◆ **RECORDS SHOWN**
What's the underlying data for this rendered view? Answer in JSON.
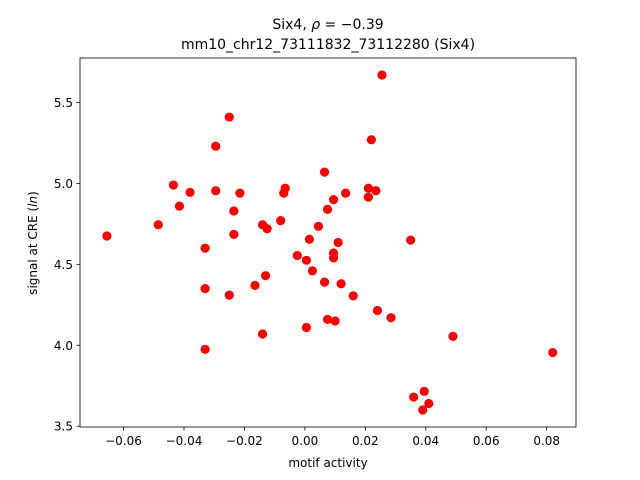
{
  "chart_data": {
    "type": "scatter",
    "title": {
      "line1_prefix": "Six4, ",
      "rho_symbol": "ρ",
      "rho_value": " = −0.39",
      "line2": "mm10_chr12_73111832_73112280 (Six4)"
    },
    "xlabel": "motif activity",
    "ylabel_prefix": "signal at CRE (",
    "ylabel_italic": "ln",
    "ylabel_suffix": ")",
    "xlim": [
      -0.0744,
      0.0897
    ],
    "ylim": [
      3.495,
      5.775
    ],
    "xticks": [
      {
        "value": -0.06,
        "label": "−0.06"
      },
      {
        "value": -0.04,
        "label": "−0.04"
      },
      {
        "value": -0.02,
        "label": "−0.02"
      },
      {
        "value": 0.0,
        "label": "0.00"
      },
      {
        "value": 0.02,
        "label": "0.02"
      },
      {
        "value": 0.04,
        "label": "0.04"
      },
      {
        "value": 0.06,
        "label": "0.06"
      },
      {
        "value": 0.08,
        "label": "0.08"
      }
    ],
    "yticks": [
      {
        "value": 3.5,
        "label": "3.5"
      },
      {
        "value": 4.0,
        "label": "4.0"
      },
      {
        "value": 4.5,
        "label": "4.5"
      },
      {
        "value": 5.0,
        "label": "5.0"
      },
      {
        "value": 5.5,
        "label": "5.5"
      }
    ],
    "grid": false,
    "marker_color": "#ff0000",
    "points": [
      {
        "x": -0.0655,
        "y": 4.675
      },
      {
        "x": -0.0485,
        "y": 4.745
      },
      {
        "x": -0.0435,
        "y": 4.99
      },
      {
        "x": -0.0415,
        "y": 4.86
      },
      {
        "x": -0.038,
        "y": 4.945
      },
      {
        "x": -0.033,
        "y": 4.6
      },
      {
        "x": -0.033,
        "y": 4.35
      },
      {
        "x": -0.033,
        "y": 3.975
      },
      {
        "x": -0.0295,
        "y": 5.23
      },
      {
        "x": -0.0295,
        "y": 4.955
      },
      {
        "x": -0.025,
        "y": 5.41
      },
      {
        "x": -0.025,
        "y": 4.31
      },
      {
        "x": -0.0235,
        "y": 4.83
      },
      {
        "x": -0.0235,
        "y": 4.685
      },
      {
        "x": -0.0215,
        "y": 4.94
      },
      {
        "x": -0.0165,
        "y": 4.37
      },
      {
        "x": -0.014,
        "y": 4.745
      },
      {
        "x": -0.014,
        "y": 4.07
      },
      {
        "x": -0.013,
        "y": 4.43
      },
      {
        "x": -0.0125,
        "y": 4.72
      },
      {
        "x": -0.008,
        "y": 4.77
      },
      {
        "x": -0.007,
        "y": 4.94
      },
      {
        "x": -0.0065,
        "y": 4.97
      },
      {
        "x": -0.0025,
        "y": 4.555
      },
      {
        "x": 0.0005,
        "y": 4.525
      },
      {
        "x": 0.0005,
        "y": 4.11
      },
      {
        "x": 0.0015,
        "y": 4.655
      },
      {
        "x": 0.0025,
        "y": 4.46
      },
      {
        "x": 0.0045,
        "y": 4.735
      },
      {
        "x": 0.0065,
        "y": 5.07
      },
      {
        "x": 0.0065,
        "y": 4.39
      },
      {
        "x": 0.0075,
        "y": 4.84
      },
      {
        "x": 0.0075,
        "y": 4.16
      },
      {
        "x": 0.0095,
        "y": 4.9
      },
      {
        "x": 0.0095,
        "y": 4.57
      },
      {
        "x": 0.0095,
        "y": 4.54
      },
      {
        "x": 0.01,
        "y": 4.15
      },
      {
        "x": 0.011,
        "y": 4.635
      },
      {
        "x": 0.012,
        "y": 4.38
      },
      {
        "x": 0.0135,
        "y": 4.94
      },
      {
        "x": 0.016,
        "y": 4.305
      },
      {
        "x": 0.021,
        "y": 4.97
      },
      {
        "x": 0.021,
        "y": 4.915
      },
      {
        "x": 0.022,
        "y": 5.27
      },
      {
        "x": 0.0235,
        "y": 4.955
      },
      {
        "x": 0.024,
        "y": 4.215
      },
      {
        "x": 0.0255,
        "y": 5.67
      },
      {
        "x": 0.0285,
        "y": 4.17
      },
      {
        "x": 0.035,
        "y": 4.65
      },
      {
        "x": 0.036,
        "y": 3.68
      },
      {
        "x": 0.039,
        "y": 3.6
      },
      {
        "x": 0.0395,
        "y": 3.715
      },
      {
        "x": 0.041,
        "y": 3.64
      },
      {
        "x": 0.049,
        "y": 4.055
      },
      {
        "x": 0.082,
        "y": 3.955
      }
    ]
  }
}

◆ **YOUR INSTRUCTIONS**
Retype each record exactly as it stands, but do not include the pictures.

◆ **COMPLETE RESPONSE**
What's the underlying data for this rendered view? Answer in JSON.
{
  "chart_data": {
    "type": "scatter",
    "title": {
      "line1_prefix": "Six4, ",
      "rho_symbol": "ρ",
      "rho_value": " = −0.39",
      "line2": "mm10_chr12_73111832_73112280 (Six4)"
    },
    "xlabel": "motif activity",
    "ylabel_prefix": "signal at CRE (",
    "ylabel_italic": "ln",
    "ylabel_suffix": ")",
    "xlim": [
      -0.0744,
      0.0897
    ],
    "ylim": [
      3.495,
      5.775
    ],
    "xticks": [
      {
        "value": -0.06,
        "label": "−0.06"
      },
      {
        "value": -0.04,
        "label": "−0.04"
      },
      {
        "value": -0.02,
        "label": "−0.02"
      },
      {
        "value": 0.0,
        "label": "0.00"
      },
      {
        "value": 0.02,
        "label": "0.02"
      },
      {
        "value": 0.04,
        "label": "0.04"
      },
      {
        "value": 0.06,
        "label": "0.06"
      },
      {
        "value": 0.08,
        "label": "0.08"
      }
    ],
    "yticks": [
      {
        "value": 3.5,
        "label": "3.5"
      },
      {
        "value": 4.0,
        "label": "4.0"
      },
      {
        "value": 4.5,
        "label": "4.5"
      },
      {
        "value": 5.0,
        "label": "5.0"
      },
      {
        "value": 5.5,
        "label": "5.5"
      }
    ],
    "grid": false,
    "marker_color": "#ff0000",
    "points": [
      {
        "x": -0.0655,
        "y": 4.675
      },
      {
        "x": -0.0485,
        "y": 4.745
      },
      {
        "x": -0.0435,
        "y": 4.99
      },
      {
        "x": -0.0415,
        "y": 4.86
      },
      {
        "x": -0.038,
        "y": 4.945
      },
      {
        "x": -0.033,
        "y": 4.6
      },
      {
        "x": -0.033,
        "y": 4.35
      },
      {
        "x": -0.033,
        "y": 3.975
      },
      {
        "x": -0.0295,
        "y": 5.23
      },
      {
        "x": -0.0295,
        "y": 4.955
      },
      {
        "x": -0.025,
        "y": 5.41
      },
      {
        "x": -0.025,
        "y": 4.31
      },
      {
        "x": -0.0235,
        "y": 4.83
      },
      {
        "x": -0.0235,
        "y": 4.685
      },
      {
        "x": -0.0215,
        "y": 4.94
      },
      {
        "x": -0.0165,
        "y": 4.37
      },
      {
        "x": -0.014,
        "y": 4.745
      },
      {
        "x": -0.014,
        "y": 4.07
      },
      {
        "x": -0.013,
        "y": 4.43
      },
      {
        "x": -0.0125,
        "y": 4.72
      },
      {
        "x": -0.008,
        "y": 4.77
      },
      {
        "x": -0.007,
        "y": 4.94
      },
      {
        "x": -0.0065,
        "y": 4.97
      },
      {
        "x": -0.0025,
        "y": 4.555
      },
      {
        "x": 0.0005,
        "y": 4.525
      },
      {
        "x": 0.0005,
        "y": 4.11
      },
      {
        "x": 0.0015,
        "y": 4.655
      },
      {
        "x": 0.0025,
        "y": 4.46
      },
      {
        "x": 0.0045,
        "y": 4.735
      },
      {
        "x": 0.0065,
        "y": 5.07
      },
      {
        "x": 0.0065,
        "y": 4.39
      },
      {
        "x": 0.0075,
        "y": 4.84
      },
      {
        "x": 0.0075,
        "y": 4.16
      },
      {
        "x": 0.0095,
        "y": 4.9
      },
      {
        "x": 0.0095,
        "y": 4.57
      },
      {
        "x": 0.0095,
        "y": 4.54
      },
      {
        "x": 0.01,
        "y": 4.15
      },
      {
        "x": 0.011,
        "y": 4.635
      },
      {
        "x": 0.012,
        "y": 4.38
      },
      {
        "x": 0.0135,
        "y": 4.94
      },
      {
        "x": 0.016,
        "y": 4.305
      },
      {
        "x": 0.021,
        "y": 4.97
      },
      {
        "x": 0.021,
        "y": 4.915
      },
      {
        "x": 0.022,
        "y": 5.27
      },
      {
        "x": 0.0235,
        "y": 4.955
      },
      {
        "x": 0.024,
        "y": 4.215
      },
      {
        "x": 0.0255,
        "y": 5.67
      },
      {
        "x": 0.0285,
        "y": 4.17
      },
      {
        "x": 0.035,
        "y": 4.65
      },
      {
        "x": 0.036,
        "y": 3.68
      },
      {
        "x": 0.039,
        "y": 3.6
      },
      {
        "x": 0.0395,
        "y": 3.715
      },
      {
        "x": 0.041,
        "y": 3.64
      },
      {
        "x": 0.049,
        "y": 4.055
      },
      {
        "x": 0.082,
        "y": 3.955
      }
    ]
  }
}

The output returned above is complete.